=== GIVEN TASK ===
Gather up the lines with the word "nplace" in them.

>> Start

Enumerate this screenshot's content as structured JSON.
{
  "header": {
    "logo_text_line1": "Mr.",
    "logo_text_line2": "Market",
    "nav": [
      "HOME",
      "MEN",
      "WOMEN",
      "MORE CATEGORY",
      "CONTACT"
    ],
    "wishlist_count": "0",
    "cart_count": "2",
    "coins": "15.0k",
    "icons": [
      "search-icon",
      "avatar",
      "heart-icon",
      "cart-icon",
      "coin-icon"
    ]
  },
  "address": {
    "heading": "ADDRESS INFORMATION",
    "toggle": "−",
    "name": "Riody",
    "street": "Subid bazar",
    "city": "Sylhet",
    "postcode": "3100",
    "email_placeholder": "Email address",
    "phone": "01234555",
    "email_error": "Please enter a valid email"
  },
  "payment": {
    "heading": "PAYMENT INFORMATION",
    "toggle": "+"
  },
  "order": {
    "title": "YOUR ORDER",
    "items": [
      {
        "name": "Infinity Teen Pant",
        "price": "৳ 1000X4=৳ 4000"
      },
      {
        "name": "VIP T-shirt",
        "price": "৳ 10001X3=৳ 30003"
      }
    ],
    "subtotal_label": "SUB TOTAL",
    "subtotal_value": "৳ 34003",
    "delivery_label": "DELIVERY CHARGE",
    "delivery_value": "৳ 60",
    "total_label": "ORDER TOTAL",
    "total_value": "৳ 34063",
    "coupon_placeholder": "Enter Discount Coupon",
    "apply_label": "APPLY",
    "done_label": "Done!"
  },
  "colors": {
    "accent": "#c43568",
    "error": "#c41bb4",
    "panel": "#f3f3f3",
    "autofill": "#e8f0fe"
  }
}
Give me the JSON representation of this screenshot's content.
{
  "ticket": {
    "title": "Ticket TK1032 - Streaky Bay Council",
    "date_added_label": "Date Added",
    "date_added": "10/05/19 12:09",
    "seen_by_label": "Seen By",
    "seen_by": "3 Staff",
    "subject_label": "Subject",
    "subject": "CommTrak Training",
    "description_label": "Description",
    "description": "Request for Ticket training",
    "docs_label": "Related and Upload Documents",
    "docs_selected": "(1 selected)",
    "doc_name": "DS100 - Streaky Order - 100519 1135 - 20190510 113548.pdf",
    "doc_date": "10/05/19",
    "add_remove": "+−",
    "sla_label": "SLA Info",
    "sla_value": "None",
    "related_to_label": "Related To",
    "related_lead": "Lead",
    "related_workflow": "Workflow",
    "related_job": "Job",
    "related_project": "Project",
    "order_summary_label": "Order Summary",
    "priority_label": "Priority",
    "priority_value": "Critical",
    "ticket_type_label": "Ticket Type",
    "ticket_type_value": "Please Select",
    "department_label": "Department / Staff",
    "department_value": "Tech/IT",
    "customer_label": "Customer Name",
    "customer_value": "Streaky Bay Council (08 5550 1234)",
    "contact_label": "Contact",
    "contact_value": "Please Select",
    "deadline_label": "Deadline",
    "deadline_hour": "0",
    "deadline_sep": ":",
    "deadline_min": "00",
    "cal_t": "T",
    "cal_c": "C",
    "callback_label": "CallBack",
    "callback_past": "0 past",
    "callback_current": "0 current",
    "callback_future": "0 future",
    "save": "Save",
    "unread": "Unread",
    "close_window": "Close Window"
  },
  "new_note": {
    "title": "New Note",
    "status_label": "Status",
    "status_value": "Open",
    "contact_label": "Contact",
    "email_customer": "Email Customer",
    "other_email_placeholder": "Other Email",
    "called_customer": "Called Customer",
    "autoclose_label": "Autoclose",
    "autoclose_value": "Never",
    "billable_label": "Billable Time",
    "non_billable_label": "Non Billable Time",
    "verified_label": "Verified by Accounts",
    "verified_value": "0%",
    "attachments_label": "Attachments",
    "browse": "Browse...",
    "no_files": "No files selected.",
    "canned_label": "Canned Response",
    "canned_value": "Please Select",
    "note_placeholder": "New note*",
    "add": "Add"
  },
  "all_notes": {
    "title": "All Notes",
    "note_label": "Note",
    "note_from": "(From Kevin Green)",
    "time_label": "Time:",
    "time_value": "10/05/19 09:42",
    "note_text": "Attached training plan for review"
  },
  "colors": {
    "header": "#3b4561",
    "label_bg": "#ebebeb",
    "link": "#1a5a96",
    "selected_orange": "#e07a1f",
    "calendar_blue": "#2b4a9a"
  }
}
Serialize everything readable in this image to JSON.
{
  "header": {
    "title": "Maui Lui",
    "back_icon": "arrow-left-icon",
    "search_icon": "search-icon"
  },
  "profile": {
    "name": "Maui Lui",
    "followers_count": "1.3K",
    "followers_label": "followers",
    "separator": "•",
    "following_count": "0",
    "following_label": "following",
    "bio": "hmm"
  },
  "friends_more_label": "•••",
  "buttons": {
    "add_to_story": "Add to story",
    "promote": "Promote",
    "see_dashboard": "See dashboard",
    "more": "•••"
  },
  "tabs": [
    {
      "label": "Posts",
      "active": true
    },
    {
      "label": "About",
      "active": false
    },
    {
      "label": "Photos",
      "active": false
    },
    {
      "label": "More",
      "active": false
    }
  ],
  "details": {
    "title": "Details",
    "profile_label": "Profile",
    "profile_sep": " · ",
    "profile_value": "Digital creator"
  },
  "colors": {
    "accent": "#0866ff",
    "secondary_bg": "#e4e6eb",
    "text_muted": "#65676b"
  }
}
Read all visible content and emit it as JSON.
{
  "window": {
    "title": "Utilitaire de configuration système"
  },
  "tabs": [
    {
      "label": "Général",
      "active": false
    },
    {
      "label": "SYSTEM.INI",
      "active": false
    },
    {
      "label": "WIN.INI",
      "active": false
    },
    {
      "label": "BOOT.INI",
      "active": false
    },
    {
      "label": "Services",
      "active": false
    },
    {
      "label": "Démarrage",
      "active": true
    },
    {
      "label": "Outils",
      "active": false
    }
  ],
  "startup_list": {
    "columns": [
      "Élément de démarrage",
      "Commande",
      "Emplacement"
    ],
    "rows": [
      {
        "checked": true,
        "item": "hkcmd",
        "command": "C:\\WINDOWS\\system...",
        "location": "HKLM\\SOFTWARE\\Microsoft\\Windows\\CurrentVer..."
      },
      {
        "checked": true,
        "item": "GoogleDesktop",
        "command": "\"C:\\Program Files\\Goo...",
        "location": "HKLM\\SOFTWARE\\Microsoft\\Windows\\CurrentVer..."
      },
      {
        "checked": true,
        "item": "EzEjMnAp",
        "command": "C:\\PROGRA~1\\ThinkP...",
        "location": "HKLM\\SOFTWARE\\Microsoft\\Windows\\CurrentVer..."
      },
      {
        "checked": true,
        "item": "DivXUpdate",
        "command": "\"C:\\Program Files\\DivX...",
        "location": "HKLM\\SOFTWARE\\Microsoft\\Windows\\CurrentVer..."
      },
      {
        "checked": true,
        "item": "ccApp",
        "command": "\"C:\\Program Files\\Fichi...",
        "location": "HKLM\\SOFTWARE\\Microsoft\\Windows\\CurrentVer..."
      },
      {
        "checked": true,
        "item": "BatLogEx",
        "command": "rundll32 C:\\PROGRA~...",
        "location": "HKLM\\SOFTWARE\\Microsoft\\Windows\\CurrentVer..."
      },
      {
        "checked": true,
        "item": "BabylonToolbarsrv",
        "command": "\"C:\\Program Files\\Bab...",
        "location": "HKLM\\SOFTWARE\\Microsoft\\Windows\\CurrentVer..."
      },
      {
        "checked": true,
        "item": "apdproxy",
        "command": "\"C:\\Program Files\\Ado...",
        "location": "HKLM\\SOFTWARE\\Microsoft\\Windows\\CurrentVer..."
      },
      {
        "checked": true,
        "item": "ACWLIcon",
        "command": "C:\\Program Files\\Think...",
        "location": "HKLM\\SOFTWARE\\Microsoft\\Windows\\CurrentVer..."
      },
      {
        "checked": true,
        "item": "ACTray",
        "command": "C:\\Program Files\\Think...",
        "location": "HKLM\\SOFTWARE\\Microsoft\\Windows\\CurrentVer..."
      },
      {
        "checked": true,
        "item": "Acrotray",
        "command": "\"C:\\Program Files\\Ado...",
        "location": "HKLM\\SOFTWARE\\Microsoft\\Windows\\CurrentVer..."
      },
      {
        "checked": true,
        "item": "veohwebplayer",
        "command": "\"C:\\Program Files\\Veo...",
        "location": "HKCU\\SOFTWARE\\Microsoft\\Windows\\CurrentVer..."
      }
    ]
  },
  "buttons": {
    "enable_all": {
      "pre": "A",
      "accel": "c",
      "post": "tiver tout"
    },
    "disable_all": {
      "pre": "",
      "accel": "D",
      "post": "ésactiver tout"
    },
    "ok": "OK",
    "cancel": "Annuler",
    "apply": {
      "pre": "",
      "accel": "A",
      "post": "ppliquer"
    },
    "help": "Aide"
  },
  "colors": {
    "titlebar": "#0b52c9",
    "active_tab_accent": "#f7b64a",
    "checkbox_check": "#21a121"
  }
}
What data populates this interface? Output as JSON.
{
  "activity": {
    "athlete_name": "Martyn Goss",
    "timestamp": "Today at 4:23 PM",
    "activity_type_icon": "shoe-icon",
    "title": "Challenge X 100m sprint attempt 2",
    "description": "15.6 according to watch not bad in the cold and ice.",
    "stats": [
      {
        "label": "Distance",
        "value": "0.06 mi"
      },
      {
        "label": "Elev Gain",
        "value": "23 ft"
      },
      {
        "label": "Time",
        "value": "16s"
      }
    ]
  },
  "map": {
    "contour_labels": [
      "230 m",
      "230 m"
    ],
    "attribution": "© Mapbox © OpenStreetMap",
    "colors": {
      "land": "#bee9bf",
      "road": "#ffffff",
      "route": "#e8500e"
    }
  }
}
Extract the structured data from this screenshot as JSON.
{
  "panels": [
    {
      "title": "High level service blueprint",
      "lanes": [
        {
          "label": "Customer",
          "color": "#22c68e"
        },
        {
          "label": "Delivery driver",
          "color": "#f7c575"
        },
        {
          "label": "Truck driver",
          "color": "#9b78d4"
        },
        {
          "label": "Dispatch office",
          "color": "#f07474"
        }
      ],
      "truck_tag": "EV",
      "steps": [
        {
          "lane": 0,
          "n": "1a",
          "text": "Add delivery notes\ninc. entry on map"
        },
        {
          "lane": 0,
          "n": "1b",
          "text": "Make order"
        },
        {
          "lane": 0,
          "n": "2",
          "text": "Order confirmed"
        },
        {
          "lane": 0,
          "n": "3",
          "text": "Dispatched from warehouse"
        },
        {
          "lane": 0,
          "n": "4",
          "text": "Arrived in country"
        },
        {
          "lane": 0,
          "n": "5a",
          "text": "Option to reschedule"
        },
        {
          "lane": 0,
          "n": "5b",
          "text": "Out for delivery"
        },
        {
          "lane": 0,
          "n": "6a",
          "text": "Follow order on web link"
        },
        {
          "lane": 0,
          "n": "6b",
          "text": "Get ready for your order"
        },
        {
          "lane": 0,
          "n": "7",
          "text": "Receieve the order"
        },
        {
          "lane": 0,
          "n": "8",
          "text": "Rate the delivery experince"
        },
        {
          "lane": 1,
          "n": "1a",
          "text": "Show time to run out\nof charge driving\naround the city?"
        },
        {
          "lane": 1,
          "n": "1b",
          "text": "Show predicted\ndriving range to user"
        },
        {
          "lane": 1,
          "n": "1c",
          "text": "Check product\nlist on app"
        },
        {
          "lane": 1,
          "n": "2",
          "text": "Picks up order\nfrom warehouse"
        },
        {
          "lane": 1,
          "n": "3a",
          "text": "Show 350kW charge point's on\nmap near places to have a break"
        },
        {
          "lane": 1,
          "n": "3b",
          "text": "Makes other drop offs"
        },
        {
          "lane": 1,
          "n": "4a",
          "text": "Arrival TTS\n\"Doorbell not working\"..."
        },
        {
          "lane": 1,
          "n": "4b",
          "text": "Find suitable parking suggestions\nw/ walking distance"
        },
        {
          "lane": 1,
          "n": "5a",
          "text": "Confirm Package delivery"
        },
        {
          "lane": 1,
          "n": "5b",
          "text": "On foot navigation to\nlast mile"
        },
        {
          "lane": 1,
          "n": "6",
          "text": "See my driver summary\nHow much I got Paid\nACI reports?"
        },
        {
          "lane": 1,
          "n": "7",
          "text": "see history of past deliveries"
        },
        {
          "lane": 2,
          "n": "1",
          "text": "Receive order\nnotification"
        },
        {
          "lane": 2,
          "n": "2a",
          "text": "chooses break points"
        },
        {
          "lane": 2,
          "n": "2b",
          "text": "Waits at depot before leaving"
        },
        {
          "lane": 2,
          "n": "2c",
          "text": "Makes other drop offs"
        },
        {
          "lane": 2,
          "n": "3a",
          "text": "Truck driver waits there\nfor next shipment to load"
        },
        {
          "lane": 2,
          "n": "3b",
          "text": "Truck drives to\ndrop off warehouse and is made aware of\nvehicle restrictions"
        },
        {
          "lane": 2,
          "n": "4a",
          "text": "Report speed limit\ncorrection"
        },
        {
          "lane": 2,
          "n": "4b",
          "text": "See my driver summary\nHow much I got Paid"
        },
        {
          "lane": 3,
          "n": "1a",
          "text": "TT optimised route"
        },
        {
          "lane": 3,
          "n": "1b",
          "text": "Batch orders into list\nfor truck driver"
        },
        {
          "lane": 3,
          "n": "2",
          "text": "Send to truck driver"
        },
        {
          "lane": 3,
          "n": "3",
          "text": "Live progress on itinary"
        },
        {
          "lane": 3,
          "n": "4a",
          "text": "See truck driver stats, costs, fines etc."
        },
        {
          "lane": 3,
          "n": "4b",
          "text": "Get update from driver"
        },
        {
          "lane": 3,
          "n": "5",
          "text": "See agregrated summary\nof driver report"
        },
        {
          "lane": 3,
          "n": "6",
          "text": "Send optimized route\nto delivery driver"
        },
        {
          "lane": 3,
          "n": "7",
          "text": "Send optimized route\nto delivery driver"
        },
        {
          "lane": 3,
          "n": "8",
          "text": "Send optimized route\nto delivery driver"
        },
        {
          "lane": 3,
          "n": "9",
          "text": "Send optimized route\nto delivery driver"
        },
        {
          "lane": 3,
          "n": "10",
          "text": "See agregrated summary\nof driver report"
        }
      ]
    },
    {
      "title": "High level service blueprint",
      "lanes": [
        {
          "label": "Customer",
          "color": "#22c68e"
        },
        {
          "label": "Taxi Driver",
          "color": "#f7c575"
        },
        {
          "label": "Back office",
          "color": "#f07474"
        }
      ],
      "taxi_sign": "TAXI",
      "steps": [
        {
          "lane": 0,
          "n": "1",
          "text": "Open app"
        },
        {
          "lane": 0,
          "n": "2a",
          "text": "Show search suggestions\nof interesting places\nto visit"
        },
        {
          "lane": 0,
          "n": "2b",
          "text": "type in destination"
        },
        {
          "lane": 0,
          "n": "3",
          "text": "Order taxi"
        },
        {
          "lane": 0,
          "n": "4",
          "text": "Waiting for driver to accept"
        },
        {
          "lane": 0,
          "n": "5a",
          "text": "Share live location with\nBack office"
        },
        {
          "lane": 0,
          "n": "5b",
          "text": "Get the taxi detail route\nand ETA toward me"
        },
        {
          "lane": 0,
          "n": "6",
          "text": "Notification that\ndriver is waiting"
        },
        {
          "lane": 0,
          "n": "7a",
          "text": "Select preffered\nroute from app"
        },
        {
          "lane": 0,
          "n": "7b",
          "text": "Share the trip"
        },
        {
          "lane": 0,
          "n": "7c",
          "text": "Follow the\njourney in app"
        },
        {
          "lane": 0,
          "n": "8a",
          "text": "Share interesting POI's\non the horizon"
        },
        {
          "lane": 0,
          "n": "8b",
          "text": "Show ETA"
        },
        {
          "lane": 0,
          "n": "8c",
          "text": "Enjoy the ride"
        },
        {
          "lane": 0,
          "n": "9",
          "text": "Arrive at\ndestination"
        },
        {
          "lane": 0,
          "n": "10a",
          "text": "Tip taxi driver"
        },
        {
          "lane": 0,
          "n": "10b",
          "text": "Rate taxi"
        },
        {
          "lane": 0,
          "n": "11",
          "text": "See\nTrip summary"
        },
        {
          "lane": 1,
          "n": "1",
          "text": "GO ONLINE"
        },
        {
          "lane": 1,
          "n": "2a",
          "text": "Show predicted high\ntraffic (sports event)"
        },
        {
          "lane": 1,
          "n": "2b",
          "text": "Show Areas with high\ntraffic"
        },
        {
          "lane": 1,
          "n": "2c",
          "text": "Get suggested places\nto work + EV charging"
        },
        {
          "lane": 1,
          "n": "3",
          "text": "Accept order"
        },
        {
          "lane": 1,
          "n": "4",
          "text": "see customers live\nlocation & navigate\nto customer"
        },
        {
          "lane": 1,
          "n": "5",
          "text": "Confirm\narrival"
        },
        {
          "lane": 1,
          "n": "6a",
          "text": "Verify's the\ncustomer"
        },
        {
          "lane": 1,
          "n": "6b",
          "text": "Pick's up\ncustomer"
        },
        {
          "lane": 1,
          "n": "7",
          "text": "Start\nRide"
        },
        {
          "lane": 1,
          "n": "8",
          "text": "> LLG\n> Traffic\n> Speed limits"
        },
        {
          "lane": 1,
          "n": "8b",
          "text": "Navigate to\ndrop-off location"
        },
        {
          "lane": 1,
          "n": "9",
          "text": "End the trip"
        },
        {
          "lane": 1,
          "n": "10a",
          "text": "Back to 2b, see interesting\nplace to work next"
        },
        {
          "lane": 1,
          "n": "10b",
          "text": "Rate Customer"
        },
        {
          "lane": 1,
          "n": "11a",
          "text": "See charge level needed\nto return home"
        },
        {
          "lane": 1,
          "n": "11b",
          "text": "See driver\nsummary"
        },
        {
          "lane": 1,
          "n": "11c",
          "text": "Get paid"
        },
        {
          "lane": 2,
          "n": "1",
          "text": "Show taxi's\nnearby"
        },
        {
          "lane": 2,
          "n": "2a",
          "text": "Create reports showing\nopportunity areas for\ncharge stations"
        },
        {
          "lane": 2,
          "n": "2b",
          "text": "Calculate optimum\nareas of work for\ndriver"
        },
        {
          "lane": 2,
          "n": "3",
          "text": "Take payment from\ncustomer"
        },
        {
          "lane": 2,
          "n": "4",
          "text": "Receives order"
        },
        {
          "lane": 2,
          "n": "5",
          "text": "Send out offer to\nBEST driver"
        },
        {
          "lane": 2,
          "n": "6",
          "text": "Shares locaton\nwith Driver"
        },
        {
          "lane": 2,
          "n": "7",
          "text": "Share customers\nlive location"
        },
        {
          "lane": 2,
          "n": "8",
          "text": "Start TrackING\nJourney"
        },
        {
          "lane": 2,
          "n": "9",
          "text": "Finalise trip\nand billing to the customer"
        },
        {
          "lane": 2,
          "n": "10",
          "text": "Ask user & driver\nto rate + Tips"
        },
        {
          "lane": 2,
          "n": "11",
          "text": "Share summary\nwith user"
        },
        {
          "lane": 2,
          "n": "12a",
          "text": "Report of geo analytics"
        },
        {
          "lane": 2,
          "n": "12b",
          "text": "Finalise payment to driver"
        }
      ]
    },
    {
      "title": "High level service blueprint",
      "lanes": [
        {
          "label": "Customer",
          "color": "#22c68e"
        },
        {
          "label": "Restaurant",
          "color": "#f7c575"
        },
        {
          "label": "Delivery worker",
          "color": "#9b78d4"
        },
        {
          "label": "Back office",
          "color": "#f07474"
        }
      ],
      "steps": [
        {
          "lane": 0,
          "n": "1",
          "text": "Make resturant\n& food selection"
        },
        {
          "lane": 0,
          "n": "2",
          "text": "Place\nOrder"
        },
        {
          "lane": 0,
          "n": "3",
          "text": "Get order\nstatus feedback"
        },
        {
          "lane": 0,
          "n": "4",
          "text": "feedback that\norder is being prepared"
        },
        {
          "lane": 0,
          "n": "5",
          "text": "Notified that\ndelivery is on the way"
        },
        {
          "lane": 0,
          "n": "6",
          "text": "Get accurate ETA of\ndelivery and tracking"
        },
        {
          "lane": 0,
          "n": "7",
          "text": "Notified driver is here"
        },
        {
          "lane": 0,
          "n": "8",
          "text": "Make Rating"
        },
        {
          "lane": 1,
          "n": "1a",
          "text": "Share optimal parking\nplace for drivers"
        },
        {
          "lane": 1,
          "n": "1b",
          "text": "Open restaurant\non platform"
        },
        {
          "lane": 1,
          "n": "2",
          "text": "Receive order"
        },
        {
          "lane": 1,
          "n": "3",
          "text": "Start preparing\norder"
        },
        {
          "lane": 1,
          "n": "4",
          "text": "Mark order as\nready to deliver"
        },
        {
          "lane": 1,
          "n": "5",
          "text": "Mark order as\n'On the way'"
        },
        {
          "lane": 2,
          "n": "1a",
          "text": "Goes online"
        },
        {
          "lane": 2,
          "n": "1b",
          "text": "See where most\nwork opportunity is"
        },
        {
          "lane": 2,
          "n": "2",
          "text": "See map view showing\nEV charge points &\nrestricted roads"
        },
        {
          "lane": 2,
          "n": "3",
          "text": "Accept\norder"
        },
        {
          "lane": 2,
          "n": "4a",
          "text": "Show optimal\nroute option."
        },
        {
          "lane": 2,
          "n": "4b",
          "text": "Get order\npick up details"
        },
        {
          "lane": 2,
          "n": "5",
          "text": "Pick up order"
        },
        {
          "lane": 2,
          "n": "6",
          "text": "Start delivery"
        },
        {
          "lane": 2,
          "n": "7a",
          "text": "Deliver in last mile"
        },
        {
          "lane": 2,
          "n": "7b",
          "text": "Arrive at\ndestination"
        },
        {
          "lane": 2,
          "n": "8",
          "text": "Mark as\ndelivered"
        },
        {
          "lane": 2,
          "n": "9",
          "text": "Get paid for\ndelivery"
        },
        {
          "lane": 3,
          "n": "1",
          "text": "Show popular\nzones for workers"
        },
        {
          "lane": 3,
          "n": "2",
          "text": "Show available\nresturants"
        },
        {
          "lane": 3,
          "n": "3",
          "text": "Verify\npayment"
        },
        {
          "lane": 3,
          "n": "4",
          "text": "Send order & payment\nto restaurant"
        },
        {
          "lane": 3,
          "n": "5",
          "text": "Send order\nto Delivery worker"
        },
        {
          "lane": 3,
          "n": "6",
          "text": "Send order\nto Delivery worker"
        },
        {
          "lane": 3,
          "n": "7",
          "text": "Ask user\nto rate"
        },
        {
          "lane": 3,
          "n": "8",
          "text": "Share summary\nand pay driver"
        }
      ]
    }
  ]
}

>> End

=== THE OUTPUT ===
          "text": "Back to 2b, see interesting\nplace to work next"
          "text": "Share optimal parking\nplace for drivers"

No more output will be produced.